#### WHAT IS REQUIRED:
Copy the material that follows word for word and omit its pictures.

#### EXERCISE MATERIAL:

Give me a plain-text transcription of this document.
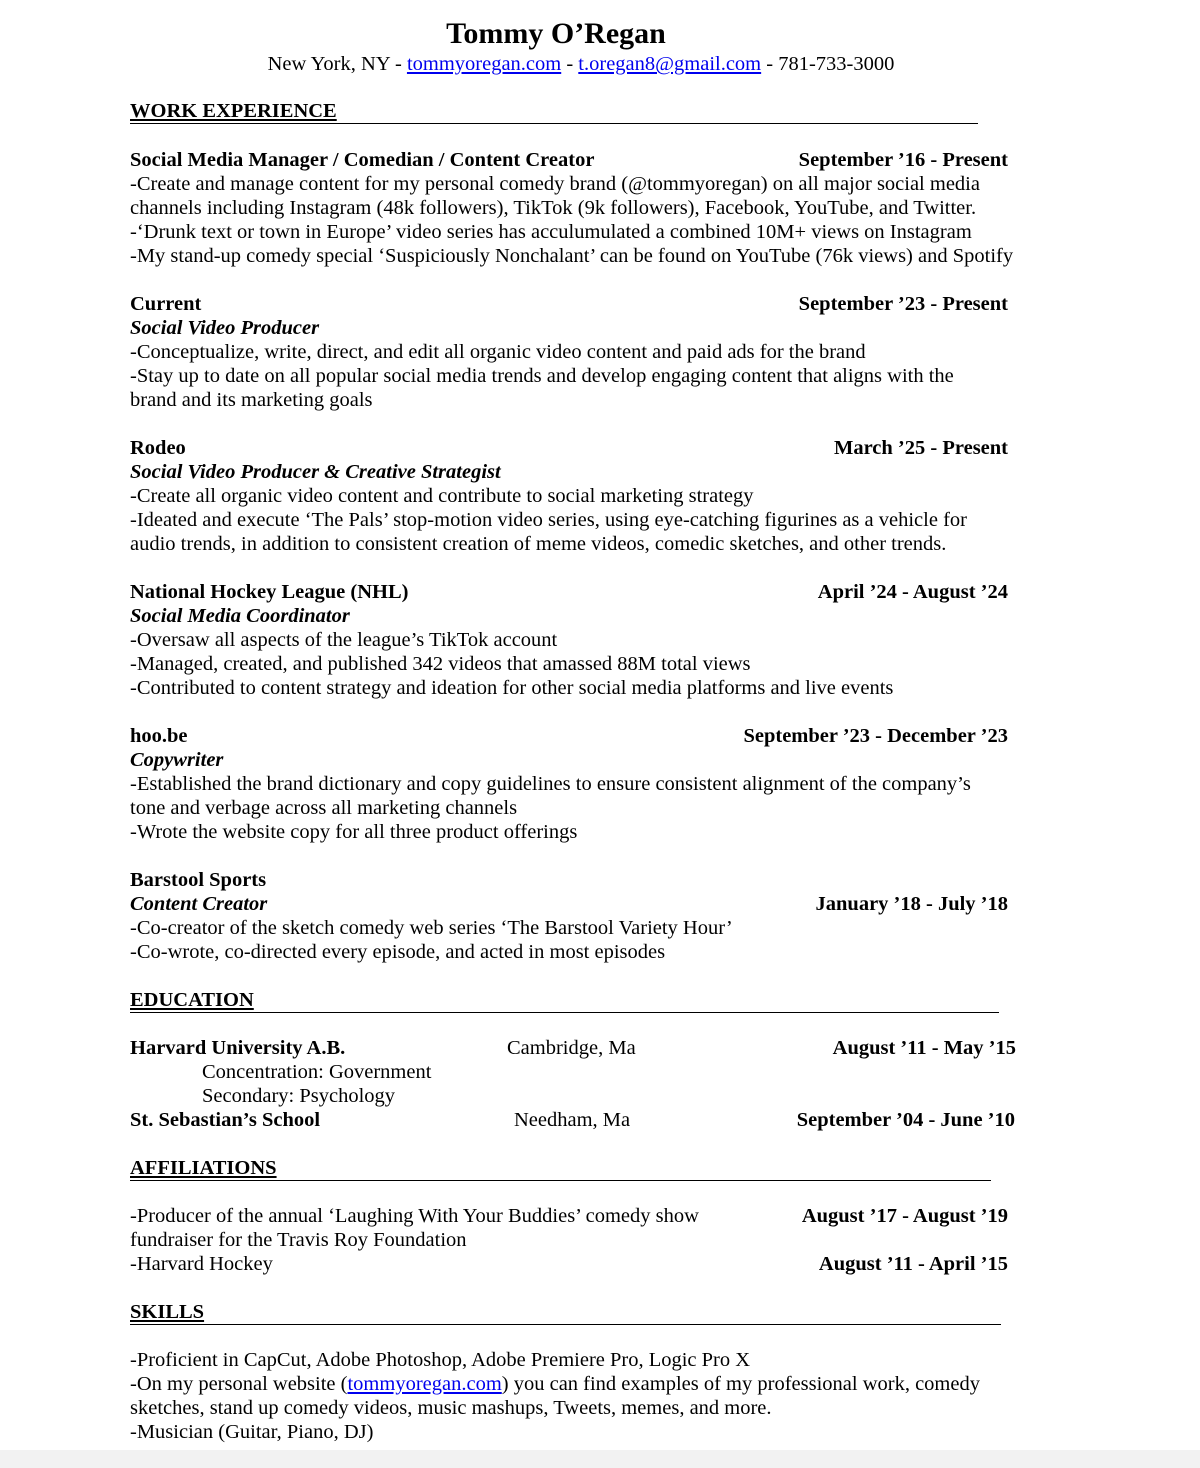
Tommy O’Regan
New York, NY - tommyoregan.com - t.oregan8@gmail.com - 781-733-3000
WORK EXPERIENCE
Social Media Manager / Comedian / Content Creator	September ’16 - Present
-Create and manage content for my personal comedy brand (@tommyoregan) on all major social media
channels including Instagram (48k followers), TikTok (9k followers), Facebook, YouTube, and Twitter.
-‘Drunk text or town in Europe’ video series has acculumulated a combined 10M+ views on Instagram
-My stand-up comedy special ‘Suspiciously Nonchalant’ can be found on YouTube (76k views) and Spotify
Current	September ’23 - Present
Social Video Producer
-Conceptualize, write, direct, and edit all organic video content and paid ads for the brand
-Stay up to date on all popular social media trends and develop engaging content that aligns with the
brand and its marketing goals
Rodeo	March ’25 - Present
Social Video Producer & Creative Strategist
-Create all organic video content and contribute to social marketing strategy
-Ideated and execute ‘The Pals’ stop-motion video series, using eye-catching figurines as a vehicle for
audio trends, in addition to consistent creation of meme videos, comedic sketches, and other trends.
National Hockey League (NHL)	April ’24 - August ’24
Social Media Coordinator
-Oversaw all aspects of the league’s TikTok account
-Managed, created, and published 342 videos that amassed 88M total views
-Contributed to content strategy and ideation for other social media platforms and live events
hoo.be	September ’23 - December ’23
Copywriter
-Established the brand dictionary and copy guidelines to ensure consistent alignment of the company’s
tone and verbage across all marketing channels
-Wrote the website copy for all three product offerings
Barstool Sports
Content Creator	January ’18 - July ’18
-Co-creator of the sketch comedy web series ‘The Barstool Variety Hour’
-Co-wrote, co-directed every episode, and acted in most episodes
EDUCATION
Harvard University A.B.	Cambridge, Ma	August ’11 - May ’15
Concentration: Government
Secondary: Psychology
St. Sebastian’s School	Needham, Ma	September ’04 - June ’10
AFFILIATIONS
-Producer of the annual ‘Laughing With Your Buddies’ comedy show	August ’17 - August ’19
fundraiser for the Travis Roy Foundation
-Harvard Hockey	August ’11 - April ’15
SKILLS
-Proficient in CapCut, Adobe Photoshop, Adobe Premiere Pro, Logic Pro X
-On my personal website (tommyoregan.com) you can find examples of my professional work, comedy
sketches, stand up comedy videos, music mashups, Tweets, memes, and more.
-Musician (Guitar, Piano, DJ)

#### CORRECT OUTPUT:
Give me a plain-text transcription of this document.
Tommy O’Regan
New York, NY - tommyoregan.com - t.oregan8@gmail.com - 781-733-3000
WORK EXPERIENCE
Social Media Manager / Comedian / Content Creator	September ’16 - Present
-Create and manage content for my personal comedy brand (@tommyoregan) on all major social media
channels including Instagram (48k followers), TikTok (9k followers), Facebook, YouTube, and Twitter.
-‘Drunk text or town in Europe’ video series has acculumulated a combined 10M+ views on Instagram
-My stand-up comedy special ‘Suspiciously Nonchalant’ can be found on YouTube (76k views) and Spotify
Current	September ’23 - Present
Social Video Producer
-Conceptualize, write, direct, and edit all organic video content and paid ads for the brand
-Stay up to date on all popular social media trends and develop engaging content that aligns with the
brand and its marketing goals
Rodeo	March ’25 - Present
Social Video Producer & Creative Strategist
-Create all organic video content and contribute to social marketing strategy
-Ideated and execute ‘The Pals’ stop-motion video series, using eye-catching figurines as a vehicle for
audio trends, in addition to consistent creation of meme videos, comedic sketches, and other trends.
National Hockey League (NHL)	April ’24 - August ’24
Social Media Coordinator
-Oversaw all aspects of the league’s TikTok account
-Managed, created, and published 342 videos that amassed 88M total views
-Contributed to content strategy and ideation for other social media platforms and live events
hoo.be	September ’23 - December ’23
Copywriter
-Established the brand dictionary and copy guidelines to ensure consistent alignment of the company’s
tone and verbage across all marketing channels
-Wrote the website copy for all three product offerings
Barstool Sports
Content Creator	January ’18 - July ’18
-Co-creator of the sketch comedy web series ‘The Barstool Variety Hour’
-Co-wrote, co-directed every episode, and acted in most episodes
EDUCATION
Harvard University A.B.	Cambridge, Ma	August ’11 - May ’15
Concentration: Government
Secondary: Psychology
St. Sebastian’s School	Needham, Ma	September ’04 - June ’10
AFFILIATIONS
-Producer of the annual ‘Laughing With Your Buddies’ comedy show	August ’17 - August ’19
fundraiser for the Travis Roy Foundation
-Harvard Hockey	August ’11 - April ’15
SKILLS
-Proficient in CapCut, Adobe Photoshop, Adobe Premiere Pro, Logic Pro X
-On my personal website (tommyoregan.com) you can find examples of my professional work, comedy
sketches, stand up comedy videos, music mashups, Tweets, memes, and more.
-Musician (Guitar, Piano, DJ)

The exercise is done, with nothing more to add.